• _PROBLEM_: Below are the records. Count the lines containing the string "Volume", and reply with the number alone.
━━ EXTRACTED ENTRIES ━━
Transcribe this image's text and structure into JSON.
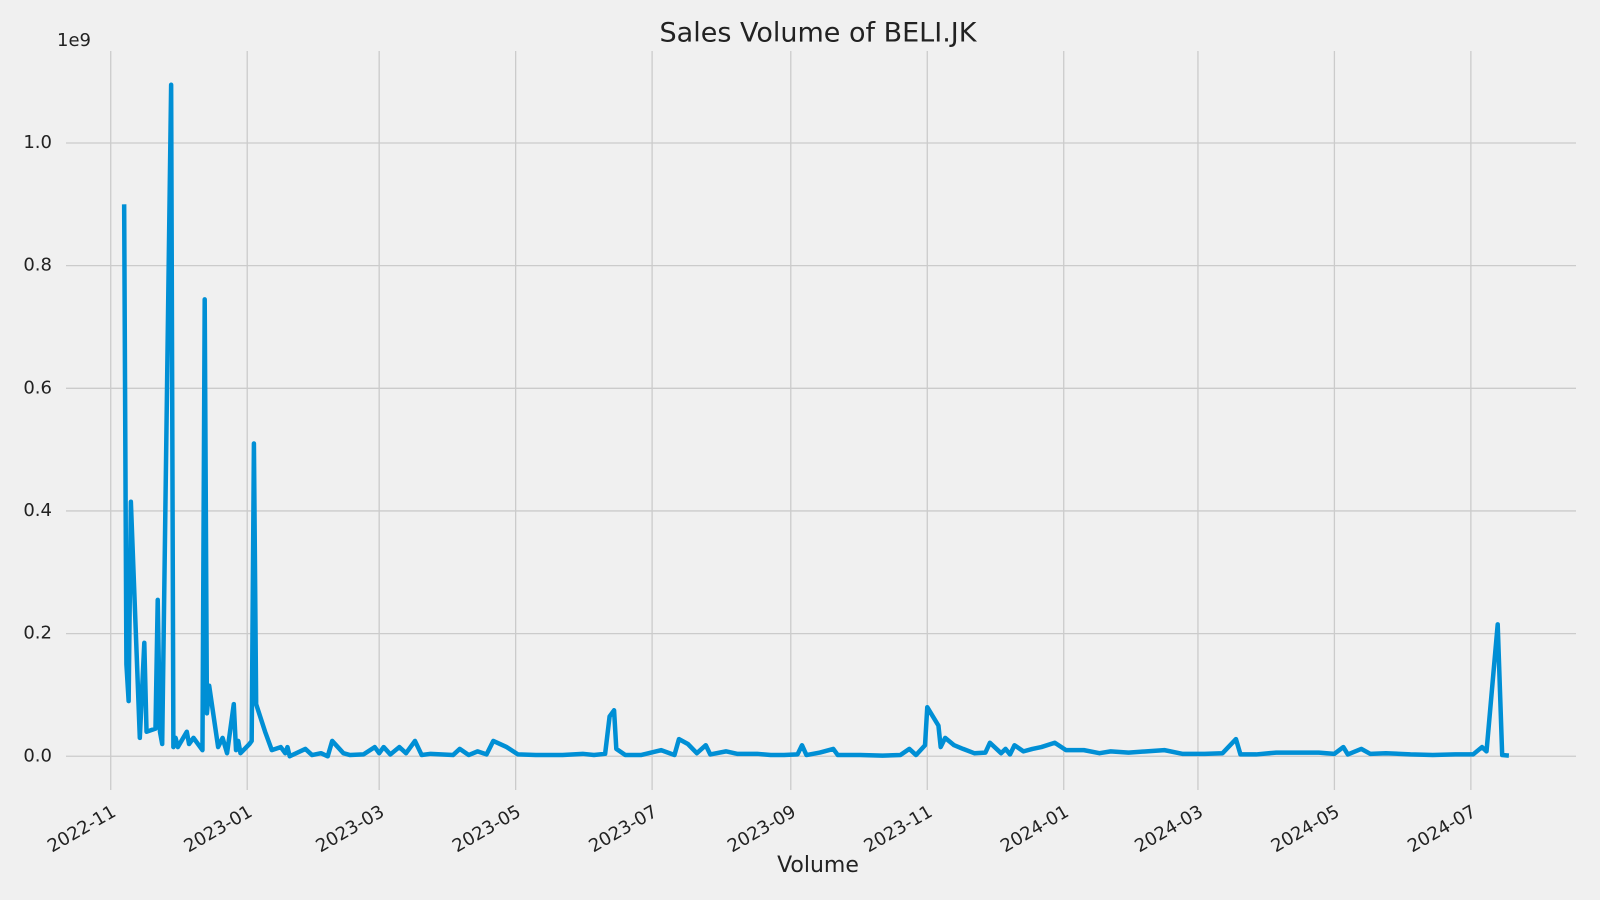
{
  "chart_data": {
    "type": "line",
    "title": "Sales Volume of BELI.JK",
    "xlabel": "Volume",
    "y_offset_label": "1e9",
    "x": [
      "2022-11-07",
      "2022-11-08",
      "2022-11-09",
      "2022-11-10",
      "2022-11-14",
      "2022-11-16",
      "2022-11-17",
      "2022-11-21",
      "2022-11-22",
      "2022-11-23",
      "2022-11-24",
      "2022-11-28",
      "2022-11-29",
      "2022-11-30",
      "2022-12-01",
      "2022-12-05",
      "2022-12-06",
      "2022-12-08",
      "2022-12-12",
      "2022-12-13",
      "2022-12-14",
      "2022-12-15",
      "2022-12-19",
      "2022-12-21",
      "2022-12-23",
      "2022-12-26",
      "2022-12-27",
      "2022-12-28",
      "2022-12-29",
      "2023-01-02",
      "2023-01-03",
      "2023-01-04",
      "2023-01-05",
      "2023-01-09",
      "2023-01-12",
      "2023-01-16",
      "2023-01-18",
      "2023-01-19",
      "2023-01-20",
      "2023-01-27",
      "2023-01-30",
      "2023-02-03",
      "2023-02-06",
      "2023-02-08",
      "2023-02-13",
      "2023-02-16",
      "2023-02-22",
      "2023-02-27",
      "2023-03-01",
      "2023-03-03",
      "2023-03-06",
      "2023-03-10",
      "2023-03-13",
      "2023-03-17",
      "2023-03-20",
      "2023-03-24",
      "2023-04-03",
      "2023-04-06",
      "2023-04-10",
      "2023-04-14",
      "2023-04-18",
      "2023-04-21",
      "2023-04-27",
      "2023-05-02",
      "2023-05-10",
      "2023-05-22",
      "2023-05-31",
      "2023-06-05",
      "2023-06-10",
      "2023-06-12",
      "2023-06-14",
      "2023-06-15",
      "2023-06-19",
      "2023-06-26",
      "2023-07-05",
      "2023-07-11",
      "2023-07-13",
      "2023-07-17",
      "2023-07-21",
      "2023-07-25",
      "2023-07-27",
      "2023-08-03",
      "2023-08-08",
      "2023-08-17",
      "2023-08-23",
      "2023-08-29",
      "2023-09-04",
      "2023-09-06",
      "2023-09-08",
      "2023-09-14",
      "2023-09-20",
      "2023-09-22",
      "2023-10-02",
      "2023-10-12",
      "2023-10-20",
      "2023-10-24",
      "2023-10-27",
      "2023-10-31",
      "2023-11-01",
      "2023-11-06",
      "2023-11-07",
      "2023-11-09",
      "2023-11-13",
      "2023-11-17",
      "2023-11-22",
      "2023-11-27",
      "2023-11-29",
      "2023-12-04",
      "2023-12-06",
      "2023-12-08",
      "2023-12-10",
      "2023-12-14",
      "2023-12-18",
      "2023-12-22",
      "2023-12-28",
      "2024-01-02",
      "2024-01-10",
      "2024-01-17",
      "2024-01-22",
      "2024-01-30",
      "2024-02-07",
      "2024-02-15",
      "2024-02-23",
      "2024-03-04",
      "2024-03-12",
      "2024-03-18",
      "2024-03-20",
      "2024-03-27",
      "2024-04-05",
      "2024-04-18",
      "2024-04-24",
      "2024-05-01",
      "2024-05-05",
      "2024-05-07",
      "2024-05-13",
      "2024-05-17",
      "2024-05-24",
      "2024-06-04",
      "2024-06-14",
      "2024-06-24",
      "2024-07-02",
      "2024-07-06",
      "2024-07-08",
      "2024-07-13",
      "2024-07-15",
      "2024-07-18"
    ],
    "series": [
      {
        "name": "Volume",
        "color": "#008fd5",
        "values": [
          0.9,
          0.15,
          0.09,
          0.415,
          0.03,
          0.185,
          0.04,
          0.045,
          0.255,
          0.04,
          0.02,
          1.095,
          0.015,
          0.03,
          0.015,
          0.04,
          0.02,
          0.03,
          0.01,
          0.745,
          0.07,
          0.115,
          0.015,
          0.03,
          0.005,
          0.085,
          0.01,
          0.025,
          0.005,
          0.02,
          0.025,
          0.51,
          0.085,
          0.04,
          0.01,
          0.015,
          0.005,
          0.015,
          0.0,
          0.012,
          0.002,
          0.005,
          0.0,
          0.025,
          0.005,
          0.002,
          0.003,
          0.015,
          0.005,
          0.015,
          0.003,
          0.015,
          0.005,
          0.025,
          0.002,
          0.004,
          0.002,
          0.012,
          0.002,
          0.008,
          0.003,
          0.025,
          0.015,
          0.003,
          0.002,
          0.002,
          0.004,
          0.002,
          0.004,
          0.065,
          0.075,
          0.012,
          0.002,
          0.002,
          0.01,
          0.002,
          0.028,
          0.02,
          0.005,
          0.018,
          0.003,
          0.008,
          0.004,
          0.004,
          0.002,
          0.002,
          0.003,
          0.018,
          0.002,
          0.006,
          0.012,
          0.002,
          0.002,
          0.001,
          0.002,
          0.012,
          0.002,
          0.018,
          0.08,
          0.05,
          0.015,
          0.03,
          0.018,
          0.012,
          0.005,
          0.006,
          0.022,
          0.005,
          0.012,
          0.003,
          0.018,
          0.008,
          0.012,
          0.015,
          0.022,
          0.01,
          0.01,
          0.005,
          0.008,
          0.006,
          0.008,
          0.01,
          0.004,
          0.004,
          0.005,
          0.028,
          0.003,
          0.003,
          0.006,
          0.006,
          0.006,
          0.004,
          0.015,
          0.003,
          0.012,
          0.004,
          0.005,
          0.003,
          0.002,
          0.003,
          0.003,
          0.015,
          0.008,
          0.215,
          0.002,
          0.001
        ]
      }
    ],
    "xlim": [
      "2022-10-12",
      "2024-08-17"
    ],
    "xticks": [
      "2022-11",
      "2023-01",
      "2023-03",
      "2023-05",
      "2023-07",
      "2023-09",
      "2023-11",
      "2024-01",
      "2024-03",
      "2024-05",
      "2024-07"
    ],
    "ylim": [
      -0.055,
      1.15
    ],
    "yticks": [
      {
        "value": 0,
        "label": "0.0"
      },
      0.2,
      0.4,
      0.6,
      0.8,
      {
        "value": 1,
        "label": "1.0"
      }
    ],
    "grid": true
  }
}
━━━
• _TASK OUTPUT_: 3